→ TASK:
Using the data beneath, show every line that includes the word "marker".

→ RECORDED INFORMATION:
____

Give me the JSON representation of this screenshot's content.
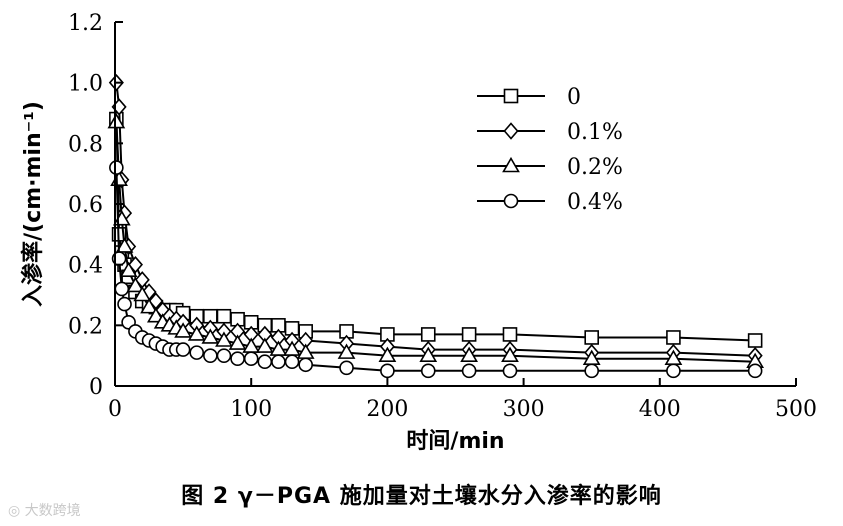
{
  "caption": "图 2   γ－PGA 施加量对土壤水分入渗率的影响",
  "watermark": "大数跨境",
  "chart_data": {
    "type": "line",
    "xlabel": "时间/min",
    "ylabel": "入渗率/(cm·min⁻¹)",
    "xlim": [
      0,
      500
    ],
    "ylim": [
      0,
      1.2
    ],
    "xticks": [
      "0",
      "100",
      "200",
      "300",
      "400",
      "500"
    ],
    "yticks": [
      "0",
      "0.2",
      "0.4",
      "0.6",
      "0.8",
      "1.0",
      "1.2"
    ],
    "grid": false,
    "legend_position": "top-right",
    "x": [
      1,
      3,
      5,
      7,
      10,
      15,
      20,
      25,
      30,
      35,
      40,
      45,
      50,
      60,
      70,
      80,
      90,
      100,
      110,
      120,
      130,
      140,
      170,
      200,
      230,
      260,
      290,
      350,
      410,
      470
    ],
    "series": [
      {
        "name": "0",
        "marker": "square",
        "values": [
          0.88,
          0.5,
          0.44,
          0.4,
          0.36,
          0.31,
          0.28,
          0.27,
          0.26,
          0.25,
          0.25,
          0.25,
          0.24,
          0.23,
          0.23,
          0.23,
          0.22,
          0.21,
          0.2,
          0.2,
          0.19,
          0.18,
          0.18,
          0.17,
          0.17,
          0.17,
          0.17,
          0.16,
          0.16,
          0.15
        ]
      },
      {
        "name": "0.1%",
        "marker": "diamond",
        "values": [
          1.0,
          0.92,
          0.68,
          0.57,
          0.46,
          0.4,
          0.35,
          0.31,
          0.28,
          0.25,
          0.23,
          0.22,
          0.21,
          0.2,
          0.19,
          0.18,
          0.18,
          0.17,
          0.17,
          0.16,
          0.15,
          0.15,
          0.14,
          0.13,
          0.12,
          0.12,
          0.12,
          0.11,
          0.11,
          0.1
        ]
      },
      {
        "name": "0.2%",
        "marker": "triangle",
        "values": [
          0.87,
          0.68,
          0.55,
          0.46,
          0.38,
          0.33,
          0.3,
          0.26,
          0.23,
          0.21,
          0.2,
          0.19,
          0.18,
          0.17,
          0.16,
          0.15,
          0.14,
          0.13,
          0.13,
          0.12,
          0.12,
          0.11,
          0.11,
          0.1,
          0.1,
          0.1,
          0.1,
          0.09,
          0.09,
          0.08
        ]
      },
      {
        "name": "0.4%",
        "marker": "circle",
        "values": [
          0.72,
          0.42,
          0.32,
          0.27,
          0.21,
          0.18,
          0.16,
          0.15,
          0.14,
          0.13,
          0.12,
          0.12,
          0.12,
          0.11,
          0.1,
          0.1,
          0.09,
          0.09,
          0.08,
          0.08,
          0.08,
          0.07,
          0.06,
          0.05,
          0.05,
          0.05,
          0.05,
          0.05,
          0.05,
          0.05
        ]
      }
    ]
  }
}
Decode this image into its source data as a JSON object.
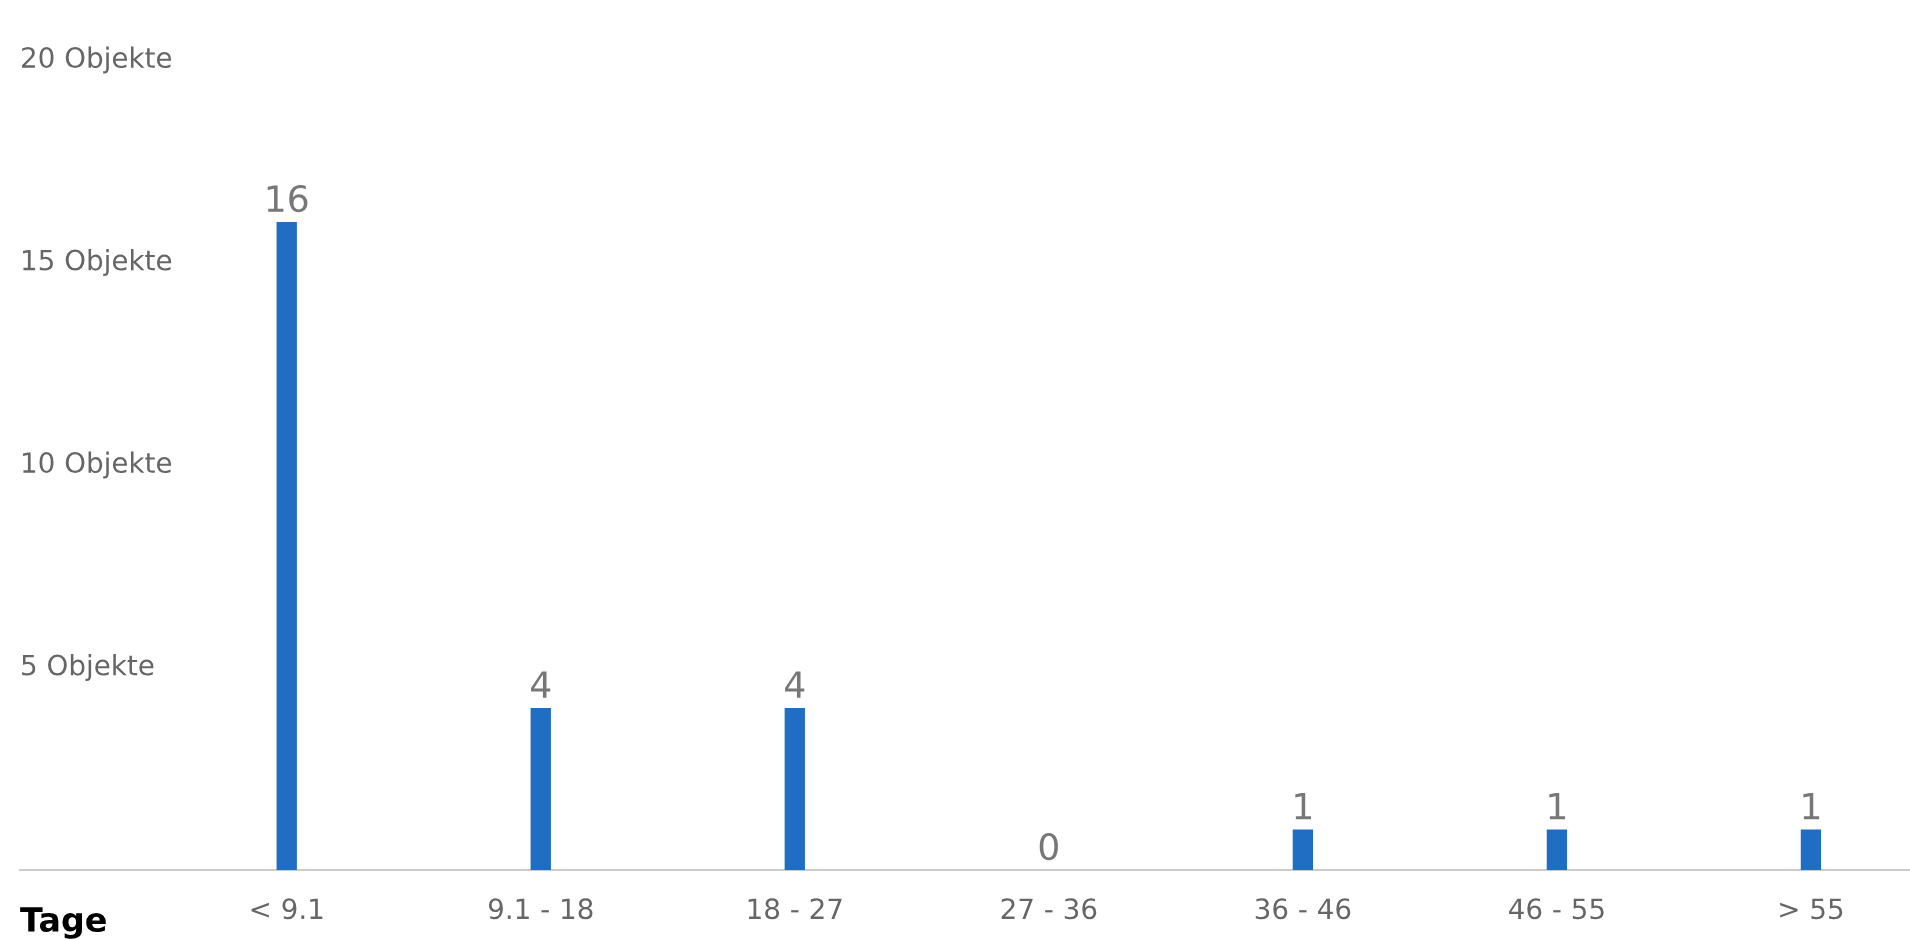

____

→ WRITTEN RESPONSE:
        "marker": "square",
        "marker": "diamond",
        "marker": "triangle",
        "marker": "circle",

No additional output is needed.